=== Challenge ===
Every entry should be repeated exactly. Omit the pictures.

# Data in this exercise start

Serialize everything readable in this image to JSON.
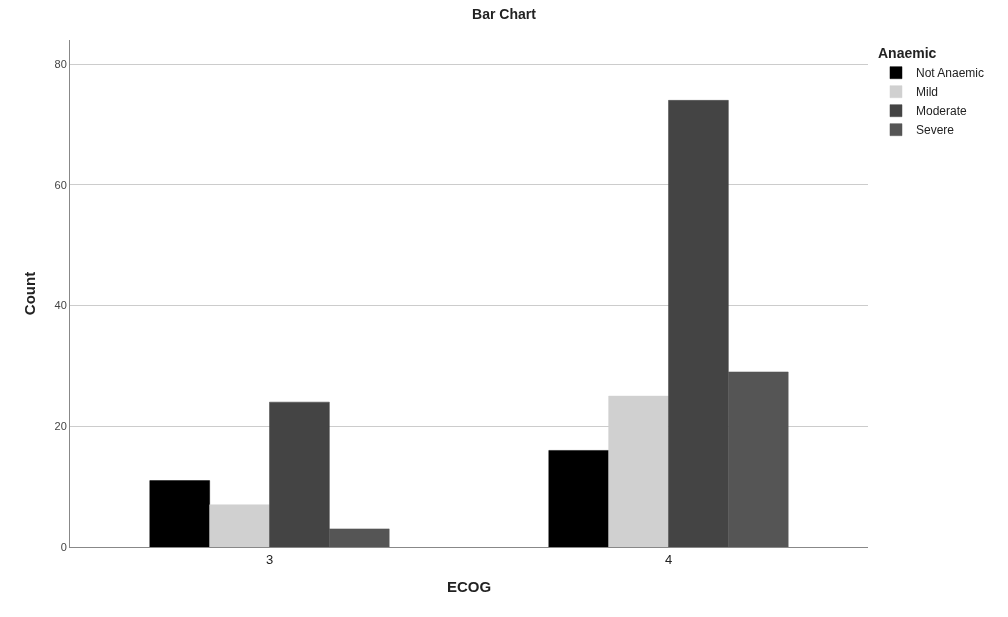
{
  "chart_data": {
    "type": "bar",
    "title": "Bar Chart",
    "xlabel": "ECOG",
    "ylabel": "Count",
    "legend_title": "Anaemic",
    "categories": [
      "3",
      "4"
    ],
    "series": [
      {
        "name": "Not Anaemic",
        "color": "#000000",
        "values": [
          11,
          16
        ]
      },
      {
        "name": "Mild",
        "color": "#d0d0d0",
        "values": [
          7,
          25
        ]
      },
      {
        "name": "Moderate",
        "color": "#444444",
        "values": [
          24,
          74
        ]
      },
      {
        "name": "Severe",
        "color": "#555555",
        "values": [
          3,
          29
        ]
      }
    ],
    "ylim": [
      0,
      84
    ],
    "yticks": [
      0,
      20,
      40,
      60,
      80
    ],
    "grid": "y",
    "legend": "top right"
  }
}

# Data in this exercise end

=== Answer to the exercise ===
Serialize everything readable in this image to JSON.
{
  "chart_data": {
    "type": "bar",
    "title": "Bar Chart",
    "xlabel": "ECOG",
    "ylabel": "Count",
    "legend_title": "Anaemic",
    "categories": [
      "3",
      "4"
    ],
    "series": [
      {
        "name": "Not Anaemic",
        "color": "#000000",
        "values": [
          11,
          16
        ]
      },
      {
        "name": "Mild",
        "color": "#d0d0d0",
        "values": [
          7,
          25
        ]
      },
      {
        "name": "Moderate",
        "color": "#444444",
        "values": [
          24,
          74
        ]
      },
      {
        "name": "Severe",
        "color": "#555555",
        "values": [
          3,
          29
        ]
      }
    ],
    "ylim": [
      0,
      84
    ],
    "yticks": [
      0,
      20,
      40,
      60,
      80
    ],
    "grid": "y",
    "legend": "top right"
  }
}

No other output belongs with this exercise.